→ What you should do: Select all lines holding the word "Total" from the entries that follow.

→ Data shown:
## start

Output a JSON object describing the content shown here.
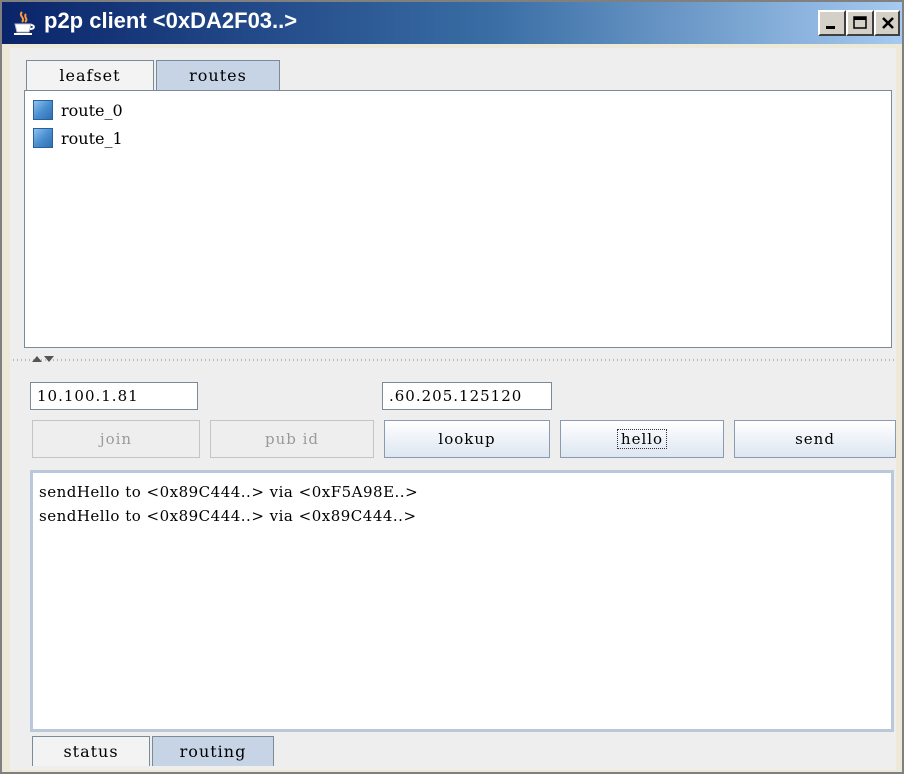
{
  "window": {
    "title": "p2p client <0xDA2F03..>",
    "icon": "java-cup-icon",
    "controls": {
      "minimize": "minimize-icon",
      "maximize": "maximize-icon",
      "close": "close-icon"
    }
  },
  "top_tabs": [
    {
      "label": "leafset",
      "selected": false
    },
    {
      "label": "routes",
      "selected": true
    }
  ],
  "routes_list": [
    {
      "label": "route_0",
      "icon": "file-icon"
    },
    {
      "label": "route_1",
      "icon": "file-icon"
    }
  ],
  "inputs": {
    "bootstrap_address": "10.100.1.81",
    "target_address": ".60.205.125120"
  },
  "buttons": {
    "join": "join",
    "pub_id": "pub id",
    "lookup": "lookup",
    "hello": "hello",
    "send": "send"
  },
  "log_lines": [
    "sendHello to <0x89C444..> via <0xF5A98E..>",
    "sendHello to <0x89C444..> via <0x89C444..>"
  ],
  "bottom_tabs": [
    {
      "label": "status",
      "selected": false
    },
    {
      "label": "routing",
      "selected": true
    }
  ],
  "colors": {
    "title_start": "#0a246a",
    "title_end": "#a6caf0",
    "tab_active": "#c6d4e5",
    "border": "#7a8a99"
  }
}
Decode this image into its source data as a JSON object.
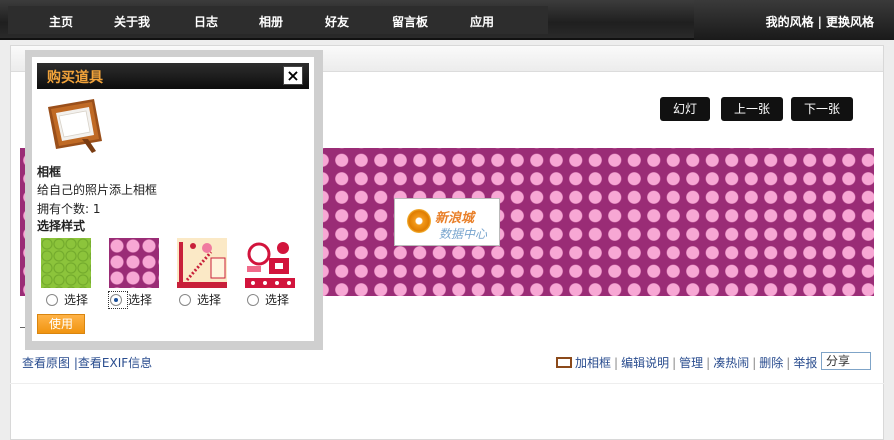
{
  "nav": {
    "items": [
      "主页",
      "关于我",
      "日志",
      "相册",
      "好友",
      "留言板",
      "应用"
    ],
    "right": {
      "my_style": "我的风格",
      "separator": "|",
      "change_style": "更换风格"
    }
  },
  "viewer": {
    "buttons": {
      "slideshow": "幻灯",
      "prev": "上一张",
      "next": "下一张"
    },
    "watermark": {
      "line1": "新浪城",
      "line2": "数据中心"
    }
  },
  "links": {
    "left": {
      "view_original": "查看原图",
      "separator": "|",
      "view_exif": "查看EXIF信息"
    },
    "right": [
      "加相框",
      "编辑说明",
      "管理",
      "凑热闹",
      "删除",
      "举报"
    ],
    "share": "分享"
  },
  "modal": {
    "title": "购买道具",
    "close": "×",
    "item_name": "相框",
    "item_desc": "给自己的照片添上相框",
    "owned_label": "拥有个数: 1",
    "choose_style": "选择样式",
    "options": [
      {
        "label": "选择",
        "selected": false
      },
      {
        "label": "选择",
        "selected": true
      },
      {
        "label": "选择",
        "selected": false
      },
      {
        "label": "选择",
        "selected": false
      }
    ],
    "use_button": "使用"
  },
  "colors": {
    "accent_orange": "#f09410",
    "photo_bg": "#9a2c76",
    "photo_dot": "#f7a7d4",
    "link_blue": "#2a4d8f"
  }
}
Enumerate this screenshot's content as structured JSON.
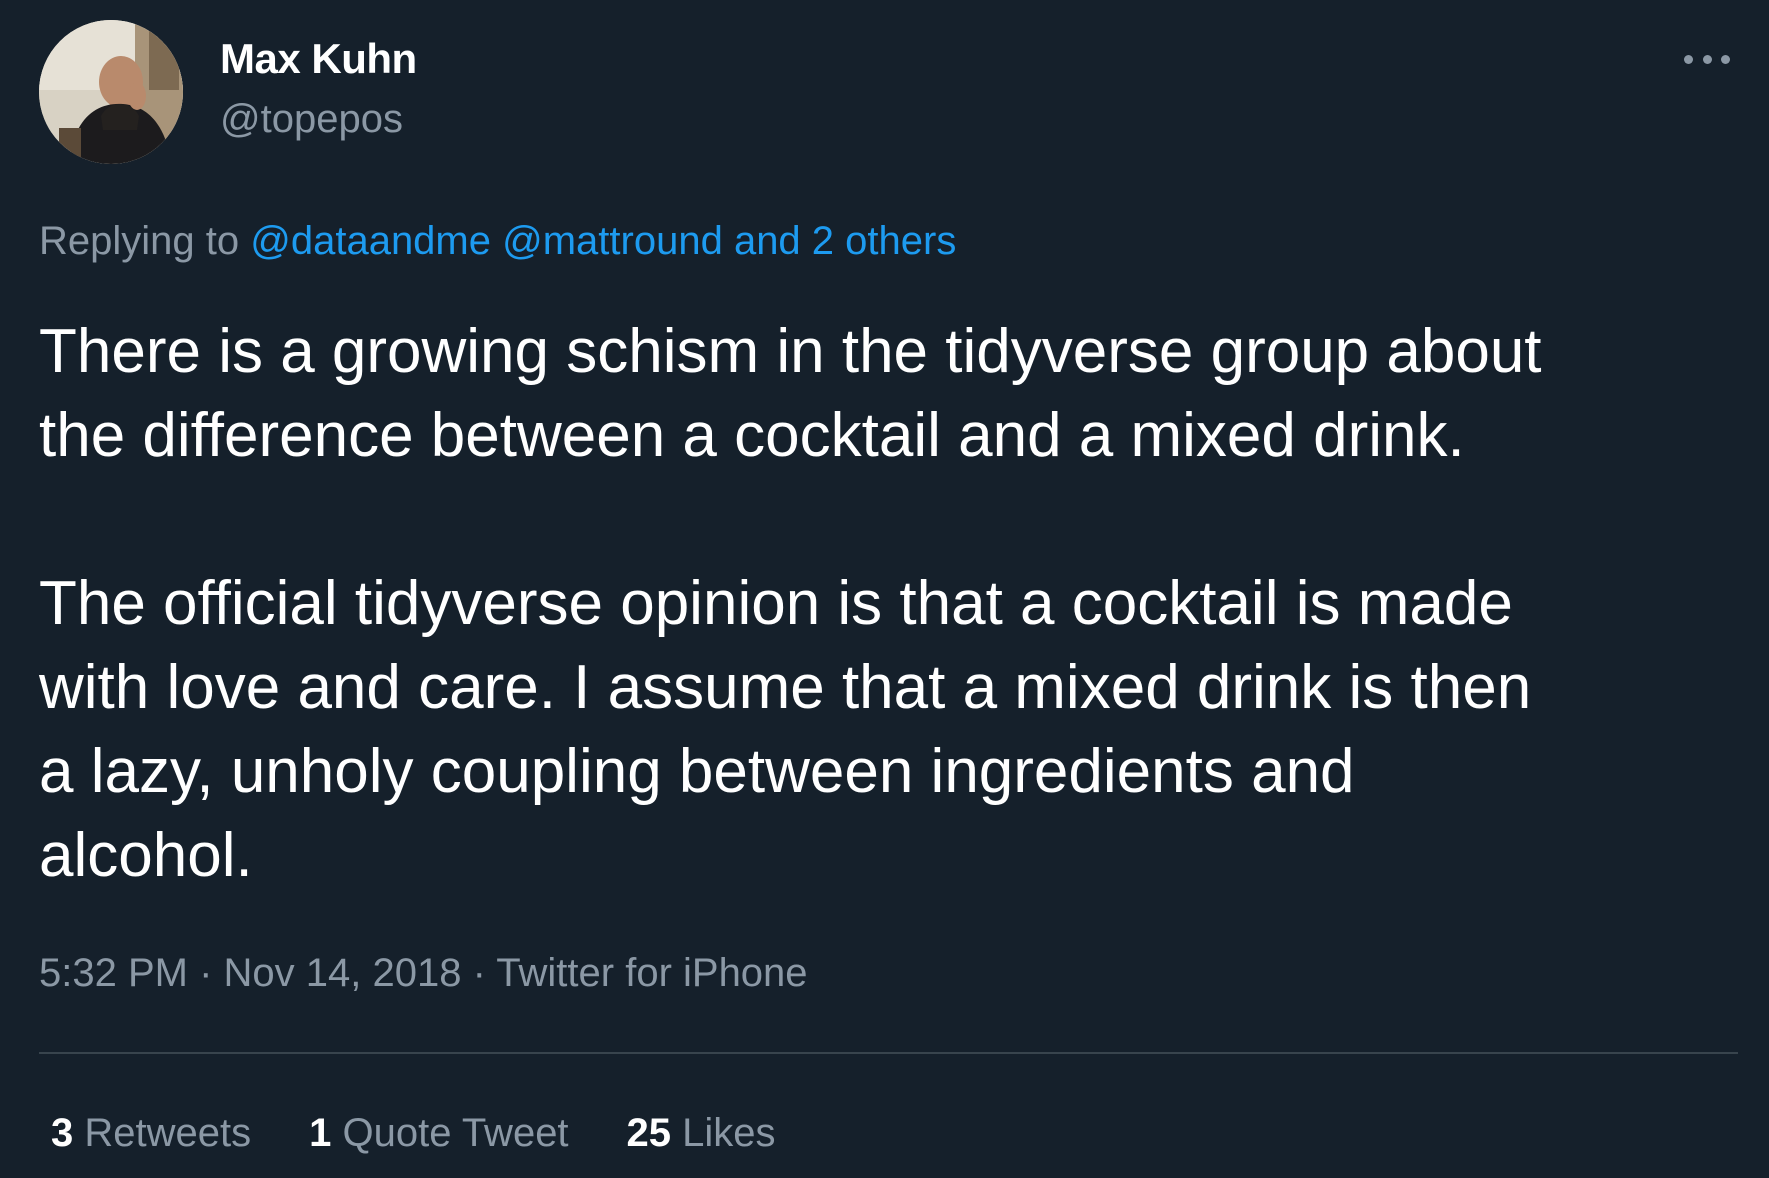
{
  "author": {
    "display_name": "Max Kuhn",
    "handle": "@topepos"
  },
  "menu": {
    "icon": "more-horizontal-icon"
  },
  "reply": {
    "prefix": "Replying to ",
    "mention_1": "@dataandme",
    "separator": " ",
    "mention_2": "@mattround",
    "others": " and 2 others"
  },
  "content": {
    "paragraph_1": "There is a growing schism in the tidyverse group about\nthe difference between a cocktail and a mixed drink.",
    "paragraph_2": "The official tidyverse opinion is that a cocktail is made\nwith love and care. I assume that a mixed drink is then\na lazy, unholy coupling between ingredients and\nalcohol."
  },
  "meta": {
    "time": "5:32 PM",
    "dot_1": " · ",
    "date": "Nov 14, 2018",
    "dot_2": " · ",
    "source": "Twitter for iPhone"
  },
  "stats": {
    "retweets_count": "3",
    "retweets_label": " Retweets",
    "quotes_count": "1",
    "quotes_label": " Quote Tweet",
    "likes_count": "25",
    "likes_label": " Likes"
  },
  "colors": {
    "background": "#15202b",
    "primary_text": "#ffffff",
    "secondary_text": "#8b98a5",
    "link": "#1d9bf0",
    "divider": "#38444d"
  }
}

## end
## start

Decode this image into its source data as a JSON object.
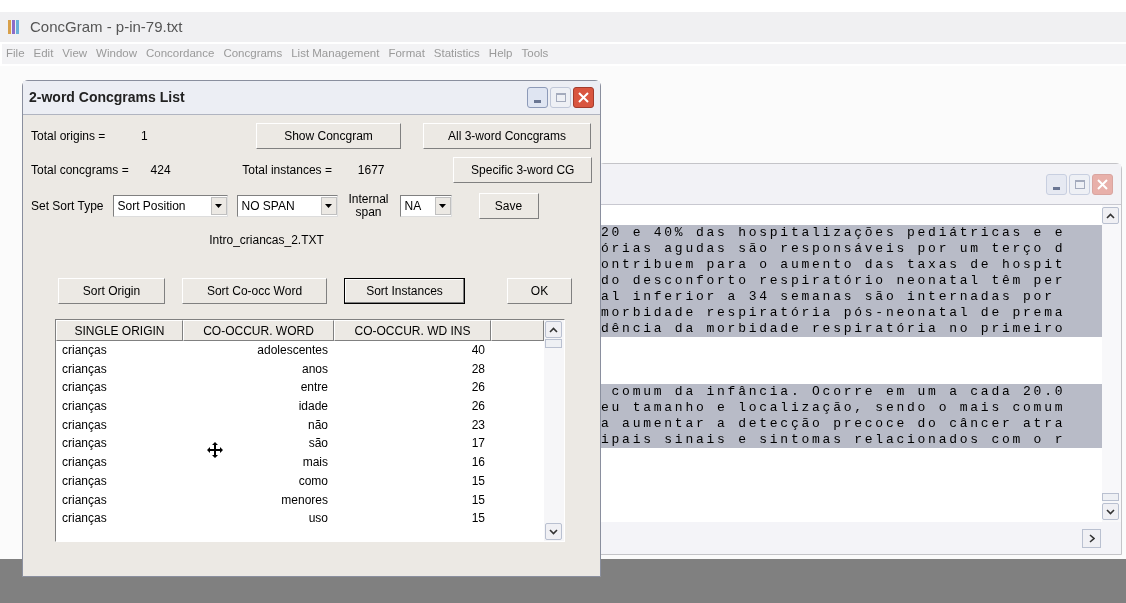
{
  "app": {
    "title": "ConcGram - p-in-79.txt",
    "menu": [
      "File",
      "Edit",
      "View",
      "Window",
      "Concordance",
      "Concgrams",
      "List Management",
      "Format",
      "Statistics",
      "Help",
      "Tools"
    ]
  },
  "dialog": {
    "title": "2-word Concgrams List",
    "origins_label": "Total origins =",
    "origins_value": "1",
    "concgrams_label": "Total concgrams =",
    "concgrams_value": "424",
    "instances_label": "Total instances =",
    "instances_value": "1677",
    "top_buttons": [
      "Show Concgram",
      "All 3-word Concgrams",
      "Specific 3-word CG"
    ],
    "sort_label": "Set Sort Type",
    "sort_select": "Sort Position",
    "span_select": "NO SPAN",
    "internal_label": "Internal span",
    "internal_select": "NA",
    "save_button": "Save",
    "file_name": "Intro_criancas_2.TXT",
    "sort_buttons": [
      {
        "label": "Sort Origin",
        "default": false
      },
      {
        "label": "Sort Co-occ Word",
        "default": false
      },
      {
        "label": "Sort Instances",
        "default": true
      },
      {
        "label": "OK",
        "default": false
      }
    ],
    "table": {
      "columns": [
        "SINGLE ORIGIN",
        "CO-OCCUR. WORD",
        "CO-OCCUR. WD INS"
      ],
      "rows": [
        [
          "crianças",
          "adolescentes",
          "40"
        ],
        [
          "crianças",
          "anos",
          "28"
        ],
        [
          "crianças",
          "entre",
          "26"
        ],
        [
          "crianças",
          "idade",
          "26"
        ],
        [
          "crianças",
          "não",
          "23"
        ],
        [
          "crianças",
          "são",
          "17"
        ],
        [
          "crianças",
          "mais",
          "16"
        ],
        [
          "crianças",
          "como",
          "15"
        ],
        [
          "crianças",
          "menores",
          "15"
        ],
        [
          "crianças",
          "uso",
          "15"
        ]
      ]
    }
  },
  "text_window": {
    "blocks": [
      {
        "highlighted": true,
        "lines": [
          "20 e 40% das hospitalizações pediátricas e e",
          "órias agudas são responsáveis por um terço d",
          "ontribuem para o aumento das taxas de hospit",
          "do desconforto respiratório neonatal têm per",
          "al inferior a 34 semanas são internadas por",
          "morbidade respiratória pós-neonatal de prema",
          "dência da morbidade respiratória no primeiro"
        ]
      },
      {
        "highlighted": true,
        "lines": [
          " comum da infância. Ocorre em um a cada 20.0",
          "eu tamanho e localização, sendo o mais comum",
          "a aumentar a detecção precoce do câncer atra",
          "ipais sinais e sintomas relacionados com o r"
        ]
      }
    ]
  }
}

## end
## start

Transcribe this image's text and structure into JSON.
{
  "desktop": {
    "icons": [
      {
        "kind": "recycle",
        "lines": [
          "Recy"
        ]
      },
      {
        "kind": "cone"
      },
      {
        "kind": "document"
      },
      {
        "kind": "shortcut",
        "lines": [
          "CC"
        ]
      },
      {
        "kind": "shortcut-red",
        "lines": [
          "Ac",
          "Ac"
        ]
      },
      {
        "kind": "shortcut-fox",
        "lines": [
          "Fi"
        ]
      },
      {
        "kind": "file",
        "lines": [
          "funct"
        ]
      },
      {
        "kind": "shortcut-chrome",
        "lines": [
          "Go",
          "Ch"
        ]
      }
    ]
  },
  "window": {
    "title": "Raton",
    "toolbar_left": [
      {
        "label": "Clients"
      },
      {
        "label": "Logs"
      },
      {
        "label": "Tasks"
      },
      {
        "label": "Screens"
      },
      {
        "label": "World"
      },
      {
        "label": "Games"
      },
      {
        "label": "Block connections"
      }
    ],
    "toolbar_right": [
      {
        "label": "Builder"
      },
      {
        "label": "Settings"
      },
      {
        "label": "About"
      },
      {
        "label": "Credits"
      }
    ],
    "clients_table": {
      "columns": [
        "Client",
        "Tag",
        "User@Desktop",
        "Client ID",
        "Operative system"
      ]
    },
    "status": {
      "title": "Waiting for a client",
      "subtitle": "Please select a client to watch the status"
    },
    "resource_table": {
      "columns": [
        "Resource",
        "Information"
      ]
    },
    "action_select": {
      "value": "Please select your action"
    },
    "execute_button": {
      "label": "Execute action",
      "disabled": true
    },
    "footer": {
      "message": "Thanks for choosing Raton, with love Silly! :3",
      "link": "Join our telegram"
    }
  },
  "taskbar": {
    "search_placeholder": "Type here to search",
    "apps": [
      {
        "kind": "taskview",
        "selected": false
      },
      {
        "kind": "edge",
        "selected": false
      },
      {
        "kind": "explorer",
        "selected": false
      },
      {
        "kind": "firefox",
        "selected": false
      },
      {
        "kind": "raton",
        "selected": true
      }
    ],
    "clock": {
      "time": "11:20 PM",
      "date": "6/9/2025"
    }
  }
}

## end

→ Finished task:
    "origins_label": "Total origins =",
    "concgrams_label": "Total concgrams =",
    "instances_label": "Total instances =",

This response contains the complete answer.